Dataset rows about figures
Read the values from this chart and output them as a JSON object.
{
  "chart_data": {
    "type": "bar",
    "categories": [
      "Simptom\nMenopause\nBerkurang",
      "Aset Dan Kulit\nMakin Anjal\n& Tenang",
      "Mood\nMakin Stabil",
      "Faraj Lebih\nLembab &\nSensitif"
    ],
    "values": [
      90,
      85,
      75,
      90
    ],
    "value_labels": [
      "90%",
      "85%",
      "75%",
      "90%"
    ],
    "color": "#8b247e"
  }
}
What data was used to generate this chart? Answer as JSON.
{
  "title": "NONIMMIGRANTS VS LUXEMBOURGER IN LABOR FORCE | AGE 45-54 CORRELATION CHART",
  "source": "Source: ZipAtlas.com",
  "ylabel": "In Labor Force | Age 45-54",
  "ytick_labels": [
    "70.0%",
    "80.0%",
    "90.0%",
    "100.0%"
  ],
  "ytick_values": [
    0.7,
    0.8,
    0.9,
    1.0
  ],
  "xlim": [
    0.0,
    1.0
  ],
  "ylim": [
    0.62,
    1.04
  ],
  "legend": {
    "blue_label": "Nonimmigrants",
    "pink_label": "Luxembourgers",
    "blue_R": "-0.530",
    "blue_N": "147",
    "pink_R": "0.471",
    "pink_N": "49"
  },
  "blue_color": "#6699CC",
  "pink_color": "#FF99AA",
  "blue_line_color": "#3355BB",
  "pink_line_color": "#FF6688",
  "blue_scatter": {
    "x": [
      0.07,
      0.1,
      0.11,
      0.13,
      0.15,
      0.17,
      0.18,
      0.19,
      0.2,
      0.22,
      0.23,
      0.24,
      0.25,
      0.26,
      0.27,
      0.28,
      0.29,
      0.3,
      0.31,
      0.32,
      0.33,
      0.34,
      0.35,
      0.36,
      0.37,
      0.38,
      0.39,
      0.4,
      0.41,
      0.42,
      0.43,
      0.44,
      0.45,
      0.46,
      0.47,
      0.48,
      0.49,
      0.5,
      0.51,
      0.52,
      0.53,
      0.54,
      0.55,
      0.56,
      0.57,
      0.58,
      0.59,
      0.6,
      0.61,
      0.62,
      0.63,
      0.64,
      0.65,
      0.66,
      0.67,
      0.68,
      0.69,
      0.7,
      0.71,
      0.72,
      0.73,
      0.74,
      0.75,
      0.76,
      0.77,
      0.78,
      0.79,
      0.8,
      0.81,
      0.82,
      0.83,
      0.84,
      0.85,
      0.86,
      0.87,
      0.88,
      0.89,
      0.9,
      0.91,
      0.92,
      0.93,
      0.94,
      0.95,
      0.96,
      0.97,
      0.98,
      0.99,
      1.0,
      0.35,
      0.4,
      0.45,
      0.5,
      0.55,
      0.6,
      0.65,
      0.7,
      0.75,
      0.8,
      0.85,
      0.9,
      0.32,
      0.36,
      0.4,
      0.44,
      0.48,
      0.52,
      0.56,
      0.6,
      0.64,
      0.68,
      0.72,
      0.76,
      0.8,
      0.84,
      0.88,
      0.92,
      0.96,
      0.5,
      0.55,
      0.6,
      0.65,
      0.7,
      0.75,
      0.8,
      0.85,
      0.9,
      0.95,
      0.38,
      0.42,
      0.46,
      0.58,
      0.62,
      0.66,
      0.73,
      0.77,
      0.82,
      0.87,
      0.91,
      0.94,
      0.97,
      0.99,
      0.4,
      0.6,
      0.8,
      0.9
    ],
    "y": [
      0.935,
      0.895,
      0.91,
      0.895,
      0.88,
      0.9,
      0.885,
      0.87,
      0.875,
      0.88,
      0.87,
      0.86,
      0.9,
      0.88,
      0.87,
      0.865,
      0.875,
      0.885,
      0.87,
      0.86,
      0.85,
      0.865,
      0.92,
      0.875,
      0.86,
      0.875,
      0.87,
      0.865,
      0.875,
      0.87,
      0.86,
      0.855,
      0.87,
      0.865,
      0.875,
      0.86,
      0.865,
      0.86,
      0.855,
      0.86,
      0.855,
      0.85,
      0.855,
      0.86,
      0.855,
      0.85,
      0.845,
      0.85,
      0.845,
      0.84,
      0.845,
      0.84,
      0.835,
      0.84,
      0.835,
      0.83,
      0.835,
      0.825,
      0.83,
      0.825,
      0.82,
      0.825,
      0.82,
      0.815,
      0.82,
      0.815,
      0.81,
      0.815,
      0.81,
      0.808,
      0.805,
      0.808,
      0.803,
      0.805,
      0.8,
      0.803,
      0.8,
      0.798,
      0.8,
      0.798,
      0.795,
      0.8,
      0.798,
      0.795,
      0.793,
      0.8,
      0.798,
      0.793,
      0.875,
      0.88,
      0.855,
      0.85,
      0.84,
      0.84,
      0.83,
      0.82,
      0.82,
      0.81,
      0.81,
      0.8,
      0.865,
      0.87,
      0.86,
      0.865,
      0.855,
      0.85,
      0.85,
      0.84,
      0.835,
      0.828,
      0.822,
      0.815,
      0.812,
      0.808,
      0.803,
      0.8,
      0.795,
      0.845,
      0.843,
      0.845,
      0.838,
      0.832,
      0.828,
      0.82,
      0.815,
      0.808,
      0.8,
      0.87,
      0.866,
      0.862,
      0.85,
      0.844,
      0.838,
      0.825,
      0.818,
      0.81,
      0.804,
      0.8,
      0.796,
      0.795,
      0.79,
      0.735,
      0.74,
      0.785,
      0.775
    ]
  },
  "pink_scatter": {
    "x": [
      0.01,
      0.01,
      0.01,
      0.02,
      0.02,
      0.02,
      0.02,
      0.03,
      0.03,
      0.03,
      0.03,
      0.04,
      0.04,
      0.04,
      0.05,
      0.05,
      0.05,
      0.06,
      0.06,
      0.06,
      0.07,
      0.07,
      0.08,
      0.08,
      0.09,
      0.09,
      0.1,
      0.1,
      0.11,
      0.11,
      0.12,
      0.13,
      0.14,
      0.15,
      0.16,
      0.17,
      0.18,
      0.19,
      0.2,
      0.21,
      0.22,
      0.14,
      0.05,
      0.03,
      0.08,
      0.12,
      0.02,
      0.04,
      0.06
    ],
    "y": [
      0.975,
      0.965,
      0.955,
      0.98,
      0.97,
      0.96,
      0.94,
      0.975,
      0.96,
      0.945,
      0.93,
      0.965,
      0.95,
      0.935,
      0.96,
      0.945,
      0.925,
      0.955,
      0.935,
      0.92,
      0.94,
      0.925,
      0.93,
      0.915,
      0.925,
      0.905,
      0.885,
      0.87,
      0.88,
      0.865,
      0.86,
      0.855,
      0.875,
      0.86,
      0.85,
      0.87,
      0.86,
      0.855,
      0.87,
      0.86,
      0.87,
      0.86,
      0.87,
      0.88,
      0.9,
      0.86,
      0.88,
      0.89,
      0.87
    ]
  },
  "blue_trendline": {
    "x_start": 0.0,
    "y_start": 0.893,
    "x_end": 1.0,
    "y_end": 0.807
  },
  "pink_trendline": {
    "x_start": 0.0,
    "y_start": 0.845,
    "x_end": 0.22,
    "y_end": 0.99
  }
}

→ Directive: Repeat the material above exactly.

→ Completed task:
Read the values from this chart and output them as a JSON object.
{
  "chart_data": {
    "type": "bar",
    "categories": [
      "Simptom\nMenopause\nBerkurang",
      "Aset Dan Kulit\nMakin Anjal\n& Tenang",
      "Mood\nMakin Stabil",
      "Faraj Lebih\nLembab &\nSensitif"
    ],
    "values": [
      90,
      85,
      75,
      90
    ],
    "value_labels": [
      "90%",
      "85%",
      "75%",
      "90%"
    ],
    "color": "#8b247e"
  }
}
What data was used to generate this chart? Answer as JSON.
{
  "title": "NONIMMIGRANTS VS LUXEMBOURGER IN LABOR FORCE | AGE 45-54 CORRELATION CHART",
  "source": "Source: ZipAtlas.com",
  "ylabel": "In Labor Force | Age 45-54",
  "ytick_labels": [
    "70.0%",
    "80.0%",
    "90.0%",
    "100.0%"
  ],
  "ytick_values": [
    0.7,
    0.8,
    0.9,
    1.0
  ],
  "xlim": [
    0.0,
    1.0
  ],
  "ylim": [
    0.62,
    1.04
  ],
  "legend": {
    "blue_label": "Nonimmigrants",
    "pink_label": "Luxembourgers",
    "blue_R": "-0.530",
    "blue_N": "147",
    "pink_R": "0.471",
    "pink_N": "49"
  },
  "blue_color": "#6699CC",
  "pink_color": "#FF99AA",
  "blue_line_color": "#3355BB",
  "pink_line_color": "#FF6688",
  "blue_scatter": {
    "x": [
      0.07,
      0.1,
      0.11,
      0.13,
      0.15,
      0.17,
      0.18,
      0.19,
      0.2,
      0.22,
      0.23,
      0.24,
      0.25,
      0.26,
      0.27,
      0.28,
      0.29,
      0.3,
      0.31,
      0.32,
      0.33,
      0.34,
      0.35,
      0.36,
      0.37,
      0.38,
      0.39,
      0.4,
      0.41,
      0.42,
      0.43,
      0.44,
      0.45,
      0.46,
      0.47,
      0.48,
      0.49,
      0.5,
      0.51,
      0.52,
      0.53,
      0.54,
      0.55,
      0.56,
      0.57,
      0.58,
      0.59,
      0.6,
      0.61,
      0.62,
      0.63,
      0.64,
      0.65,
      0.66,
      0.67,
      0.68,
      0.69,
      0.7,
      0.71,
      0.72,
      0.73,
      0.74,
      0.75,
      0.76,
      0.77,
      0.78,
      0.79,
      0.8,
      0.81,
      0.82,
      0.83,
      0.84,
      0.85,
      0.86,
      0.87,
      0.88,
      0.89,
      0.9,
      0.91,
      0.92,
      0.93,
      0.94,
      0.95,
      0.96,
      0.97,
      0.98,
      0.99,
      1.0,
      0.35,
      0.4,
      0.45,
      0.5,
      0.55,
      0.6,
      0.65,
      0.7,
      0.75,
      0.8,
      0.85,
      0.9,
      0.32,
      0.36,
      0.4,
      0.44,
      0.48,
      0.52,
      0.56,
      0.6,
      0.64,
      0.68,
      0.72,
      0.76,
      0.8,
      0.84,
      0.88,
      0.92,
      0.96,
      0.5,
      0.55,
      0.6,
      0.65,
      0.7,
      0.75,
      0.8,
      0.85,
      0.9,
      0.95,
      0.38,
      0.42,
      0.46,
      0.58,
      0.62,
      0.66,
      0.73,
      0.77,
      0.82,
      0.87,
      0.91,
      0.94,
      0.97,
      0.99,
      0.4,
      0.6,
      0.8,
      0.9
    ],
    "y": [
      0.935,
      0.895,
      0.91,
      0.895,
      0.88,
      0.9,
      0.885,
      0.87,
      0.875,
      0.88,
      0.87,
      0.86,
      0.9,
      0.88,
      0.87,
      0.865,
      0.875,
      0.885,
      0.87,
      0.86,
      0.85,
      0.865,
      0.92,
      0.875,
      0.86,
      0.875,
      0.87,
      0.865,
      0.875,
      0.87,
      0.86,
      0.855,
      0.87,
      0.865,
      0.875,
      0.86,
      0.865,
      0.86,
      0.855,
      0.86,
      0.855,
      0.85,
      0.855,
      0.86,
      0.855,
      0.85,
      0.845,
      0.85,
      0.845,
      0.84,
      0.845,
      0.84,
      0.835,
      0.84,
      0.835,
      0.83,
      0.835,
      0.825,
      0.83,
      0.825,
      0.82,
      0.825,
      0.82,
      0.815,
      0.82,
      0.815,
      0.81,
      0.815,
      0.81,
      0.808,
      0.805,
      0.808,
      0.803,
      0.805,
      0.8,
      0.803,
      0.8,
      0.798,
      0.8,
      0.798,
      0.795,
      0.8,
      0.798,
      0.795,
      0.793,
      0.8,
      0.798,
      0.793,
      0.875,
      0.88,
      0.855,
      0.85,
      0.84,
      0.84,
      0.83,
      0.82,
      0.82,
      0.81,
      0.81,
      0.8,
      0.865,
      0.87,
      0.86,
      0.865,
      0.855,
      0.85,
      0.85,
      0.84,
      0.835,
      0.828,
      0.822,
      0.815,
      0.812,
      0.808,
      0.803,
      0.8,
      0.795,
      0.845,
      0.843,
      0.845,
      0.838,
      0.832,
      0.828,
      0.82,
      0.815,
      0.808,
      0.8,
      0.87,
      0.866,
      0.862,
      0.85,
      0.844,
      0.838,
      0.825,
      0.818,
      0.81,
      0.804,
      0.8,
      0.796,
      0.795,
      0.79,
      0.735,
      0.74,
      0.785,
      0.775
    ]
  },
  "pink_scatter": {
    "x": [
      0.01,
      0.01,
      0.01,
      0.02,
      0.02,
      0.02,
      0.02,
      0.03,
      0.03,
      0.03,
      0.03,
      0.04,
      0.04,
      0.04,
      0.05,
      0.05,
      0.05,
      0.06,
      0.06,
      0.06,
      0.07,
      0.07,
      0.08,
      0.08,
      0.09,
      0.09,
      0.1,
      0.1,
      0.11,
      0.11,
      0.12,
      0.13,
      0.14,
      0.15,
      0.16,
      0.17,
      0.18,
      0.19,
      0.2,
      0.21,
      0.22,
      0.14,
      0.05,
      0.03,
      0.08,
      0.12,
      0.02,
      0.04,
      0.06
    ],
    "y": [
      0.975,
      0.965,
      0.955,
      0.98,
      0.97,
      0.96,
      0.94,
      0.975,
      0.96,
      0.945,
      0.93,
      0.965,
      0.95,
      0.935,
      0.96,
      0.945,
      0.925,
      0.955,
      0.935,
      0.92,
      0.94,
      0.925,
      0.93,
      0.915,
      0.925,
      0.905,
      0.885,
      0.87,
      0.88,
      0.865,
      0.86,
      0.855,
      0.875,
      0.86,
      0.85,
      0.87,
      0.86,
      0.855,
      0.87,
      0.86,
      0.87,
      0.86,
      0.87,
      0.88,
      0.9,
      0.86,
      0.88,
      0.89,
      0.87
    ]
  },
  "blue_trendline": {
    "x_start": 0.0,
    "y_start": 0.893,
    "x_end": 1.0,
    "y_end": 0.807
  },
  "pink_trendline": {
    "x_start": 0.0,
    "y_start": 0.845,
    "x_end": 0.22,
    "y_end": 0.99
  }
}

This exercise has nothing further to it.